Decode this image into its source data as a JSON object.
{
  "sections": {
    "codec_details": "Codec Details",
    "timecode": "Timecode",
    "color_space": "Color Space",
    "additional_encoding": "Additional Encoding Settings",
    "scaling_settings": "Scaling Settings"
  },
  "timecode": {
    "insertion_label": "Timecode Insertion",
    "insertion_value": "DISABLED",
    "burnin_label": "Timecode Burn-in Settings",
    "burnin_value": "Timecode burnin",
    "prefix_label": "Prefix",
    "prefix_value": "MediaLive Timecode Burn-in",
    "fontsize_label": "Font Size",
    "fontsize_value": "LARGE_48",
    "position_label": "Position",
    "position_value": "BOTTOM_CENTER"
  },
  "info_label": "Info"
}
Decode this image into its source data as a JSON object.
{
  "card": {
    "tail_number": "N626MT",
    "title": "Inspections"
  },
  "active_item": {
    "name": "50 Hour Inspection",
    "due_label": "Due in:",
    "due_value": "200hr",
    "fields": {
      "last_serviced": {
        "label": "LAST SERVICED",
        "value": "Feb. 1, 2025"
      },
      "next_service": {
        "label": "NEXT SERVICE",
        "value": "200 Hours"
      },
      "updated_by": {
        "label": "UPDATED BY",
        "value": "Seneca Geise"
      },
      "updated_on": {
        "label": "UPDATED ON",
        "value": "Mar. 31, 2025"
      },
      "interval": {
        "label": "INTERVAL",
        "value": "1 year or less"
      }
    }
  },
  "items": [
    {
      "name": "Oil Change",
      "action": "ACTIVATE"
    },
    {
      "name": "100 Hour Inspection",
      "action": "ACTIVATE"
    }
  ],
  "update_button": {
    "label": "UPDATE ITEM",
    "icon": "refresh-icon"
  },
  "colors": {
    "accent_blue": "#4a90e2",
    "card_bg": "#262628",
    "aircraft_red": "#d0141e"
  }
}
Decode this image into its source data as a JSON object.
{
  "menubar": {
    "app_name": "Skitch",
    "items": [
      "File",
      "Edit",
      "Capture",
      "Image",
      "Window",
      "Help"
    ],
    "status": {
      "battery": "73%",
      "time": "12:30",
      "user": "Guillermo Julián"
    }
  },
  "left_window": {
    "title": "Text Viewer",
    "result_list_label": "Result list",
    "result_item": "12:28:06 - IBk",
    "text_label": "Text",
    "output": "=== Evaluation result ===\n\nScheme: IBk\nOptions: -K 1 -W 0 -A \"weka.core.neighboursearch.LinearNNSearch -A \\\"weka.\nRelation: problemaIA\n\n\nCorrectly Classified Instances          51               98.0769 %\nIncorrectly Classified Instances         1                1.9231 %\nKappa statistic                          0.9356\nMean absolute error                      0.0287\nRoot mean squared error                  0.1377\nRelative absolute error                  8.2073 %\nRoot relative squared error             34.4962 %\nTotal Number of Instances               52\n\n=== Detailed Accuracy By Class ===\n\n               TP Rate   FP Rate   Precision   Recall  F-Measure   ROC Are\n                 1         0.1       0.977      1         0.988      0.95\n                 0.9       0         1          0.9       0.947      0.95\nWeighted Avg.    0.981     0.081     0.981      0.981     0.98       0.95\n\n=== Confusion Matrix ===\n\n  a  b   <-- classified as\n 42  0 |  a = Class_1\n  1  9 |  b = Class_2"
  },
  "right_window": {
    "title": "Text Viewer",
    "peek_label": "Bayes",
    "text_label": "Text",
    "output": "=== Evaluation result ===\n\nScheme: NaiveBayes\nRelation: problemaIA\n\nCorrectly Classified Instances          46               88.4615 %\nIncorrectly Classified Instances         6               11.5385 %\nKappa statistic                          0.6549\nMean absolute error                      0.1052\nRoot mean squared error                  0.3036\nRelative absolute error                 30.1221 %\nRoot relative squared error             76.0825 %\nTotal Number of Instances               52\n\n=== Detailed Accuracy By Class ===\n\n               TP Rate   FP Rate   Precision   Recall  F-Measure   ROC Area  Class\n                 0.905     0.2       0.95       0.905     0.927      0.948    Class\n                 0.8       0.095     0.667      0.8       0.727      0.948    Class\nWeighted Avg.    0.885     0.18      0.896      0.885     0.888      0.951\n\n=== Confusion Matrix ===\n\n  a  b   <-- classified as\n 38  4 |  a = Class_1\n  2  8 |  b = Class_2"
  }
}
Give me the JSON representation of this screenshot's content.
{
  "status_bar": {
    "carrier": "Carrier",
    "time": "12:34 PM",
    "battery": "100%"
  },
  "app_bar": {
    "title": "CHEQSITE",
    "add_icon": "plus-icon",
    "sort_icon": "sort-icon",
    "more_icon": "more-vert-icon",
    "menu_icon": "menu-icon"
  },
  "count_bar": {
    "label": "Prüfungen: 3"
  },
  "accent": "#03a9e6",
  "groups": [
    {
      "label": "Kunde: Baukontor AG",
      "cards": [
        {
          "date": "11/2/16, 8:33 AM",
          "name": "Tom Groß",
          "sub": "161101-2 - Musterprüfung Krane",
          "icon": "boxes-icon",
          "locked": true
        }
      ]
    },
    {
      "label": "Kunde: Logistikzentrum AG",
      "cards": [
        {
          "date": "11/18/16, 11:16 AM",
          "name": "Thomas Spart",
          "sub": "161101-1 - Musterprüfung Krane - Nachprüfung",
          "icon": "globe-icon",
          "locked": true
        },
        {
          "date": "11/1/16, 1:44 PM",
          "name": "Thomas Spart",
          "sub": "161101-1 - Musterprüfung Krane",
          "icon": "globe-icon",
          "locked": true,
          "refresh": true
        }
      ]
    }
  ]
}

| GIVEN EXERCISE |
The lines above should be duplicated exactly.

| RESULT OF THIS EXERCISE |
Decode this image into its source data as a JSON object.
{
  "sections": {
    "codec_details": "Codec Details",
    "timecode": "Timecode",
    "color_space": "Color Space",
    "additional_encoding": "Additional Encoding Settings",
    "scaling_settings": "Scaling Settings"
  },
  "timecode": {
    "insertion_label": "Timecode Insertion",
    "insertion_value": "DISABLED",
    "burnin_label": "Timecode Burn-in Settings",
    "burnin_value": "Timecode burnin",
    "prefix_label": "Prefix",
    "prefix_value": "MediaLive Timecode Burn-in",
    "fontsize_label": "Font Size",
    "fontsize_value": "LARGE_48",
    "position_label": "Position",
    "position_value": "BOTTOM_CENTER"
  },
  "info_label": "Info"
}
Decode this image into its source data as a JSON object.
{
  "card": {
    "tail_number": "N626MT",
    "title": "Inspections"
  },
  "active_item": {
    "name": "50 Hour Inspection",
    "due_label": "Due in:",
    "due_value": "200hr",
    "fields": {
      "last_serviced": {
        "label": "LAST SERVICED",
        "value": "Feb. 1, 2025"
      },
      "next_service": {
        "label": "NEXT SERVICE",
        "value": "200 Hours"
      },
      "updated_by": {
        "label": "UPDATED BY",
        "value": "Seneca Geise"
      },
      "updated_on": {
        "label": "UPDATED ON",
        "value": "Mar. 31, 2025"
      },
      "interval": {
        "label": "INTERVAL",
        "value": "1 year or less"
      }
    }
  },
  "items": [
    {
      "name": "Oil Change",
      "action": "ACTIVATE"
    },
    {
      "name": "100 Hour Inspection",
      "action": "ACTIVATE"
    }
  ],
  "update_button": {
    "label": "UPDATE ITEM",
    "icon": "refresh-icon"
  },
  "colors": {
    "accent_blue": "#4a90e2",
    "card_bg": "#262628",
    "aircraft_red": "#d0141e"
  }
}
Decode this image into its source data as a JSON object.
{
  "menubar": {
    "app_name": "Skitch",
    "items": [
      "File",
      "Edit",
      "Capture",
      "Image",
      "Window",
      "Help"
    ],
    "status": {
      "battery": "73%",
      "time": "12:30",
      "user": "Guillermo Julián"
    }
  },
  "left_window": {
    "title": "Text Viewer",
    "result_list_label": "Result list",
    "result_item": "12:28:06 - IBk",
    "text_label": "Text",
    "output": "=== Evaluation result ===\n\nScheme: IBk\nOptions: -K 1 -W 0 -A \"weka.core.neighboursearch.LinearNNSearch -A \\\"weka.\nRelation: problemaIA\n\n\nCorrectly Classified Instances          51               98.0769 %\nIncorrectly Classified Instances         1                1.9231 %\nKappa statistic                          0.9356\nMean absolute error                      0.0287\nRoot mean squared error                  0.1377\nRelative absolute error                  8.2073 %\nRoot relative squared error             34.4962 %\nTotal Number of Instances               52\n\n=== Detailed Accuracy By Class ===\n\n               TP Rate   FP Rate   Precision   Recall  F-Measure   ROC Are\n                 1         0.1       0.977      1         0.988      0.95\n                 0.9       0         1          0.9       0.947      0.95\nWeighted Avg.    0.981     0.081     0.981      0.981     0.98       0.95\n\n=== Confusion Matrix ===\n\n  a  b   <-- classified as\n 42  0 |  a = Class_1\n  1  9 |  b = Class_2"
  },
  "right_window": {
    "title": "Text Viewer",
    "peek_label": "Bayes",
    "text_label": "Text",
    "output": "=== Evaluation result ===\n\nScheme: NaiveBayes\nRelation: problemaIA\n\nCorrectly Classified Instances          46               88.4615 %\nIncorrectly Classified Instances         6               11.5385 %\nKappa statistic                          0.6549\nMean absolute error                      0.1052\nRoot mean squared error                  0.3036\nRelative absolute error                 30.1221 %\nRoot relative squared error             76.0825 %\nTotal Number of Instances               52\n\n=== Detailed Accuracy By Class ===\n\n               TP Rate   FP Rate   Precision   Recall  F-Measure   ROC Area  Class\n                 0.905     0.2       0.95       0.905     0.927      0.948    Class\n                 0.8       0.095     0.667      0.8       0.727      0.948    Class\nWeighted Avg.    0.885     0.18      0.896      0.885     0.888      0.951\n\n=== Confusion Matrix ===\n\n  a  b   <-- classified as\n 38  4 |  a = Class_1\n  2  8 |  b = Class_2"
  }
}
Give me the JSON representation of this screenshot's content.
{
  "status_bar": {
    "carrier": "Carrier",
    "time": "12:34 PM",
    "battery": "100%"
  },
  "app_bar": {
    "title": "CHEQSITE",
    "add_icon": "plus-icon",
    "sort_icon": "sort-icon",
    "more_icon": "more-vert-icon",
    "menu_icon": "menu-icon"
  },
  "count_bar": {
    "label": "Prüfungen: 3"
  },
  "accent": "#03a9e6",
  "groups": [
    {
      "label": "Kunde: Baukontor AG",
      "cards": [
        {
          "date": "11/2/16, 8:33 AM",
          "name": "Tom Groß",
          "sub": "161101-2 - Musterprüfung Krane",
          "icon": "boxes-icon",
          "locked": true
        }
      ]
    },
    {
      "label": "Kunde: Logistikzentrum AG",
      "cards": [
        {
          "date": "11/18/16, 11:16 AM",
          "name": "Thomas Spart",
          "sub": "161101-1 - Musterprüfung Krane - Nachprüfung",
          "icon": "globe-icon",
          "locked": true
        },
        {
          "date": "11/1/16, 1:44 PM",
          "name": "Thomas Spart",
          "sub": "161101-1 - Musterprüfung Krane",
          "icon": "globe-icon",
          "locked": true,
          "refresh": true
        }
      ]
    }
  ]
}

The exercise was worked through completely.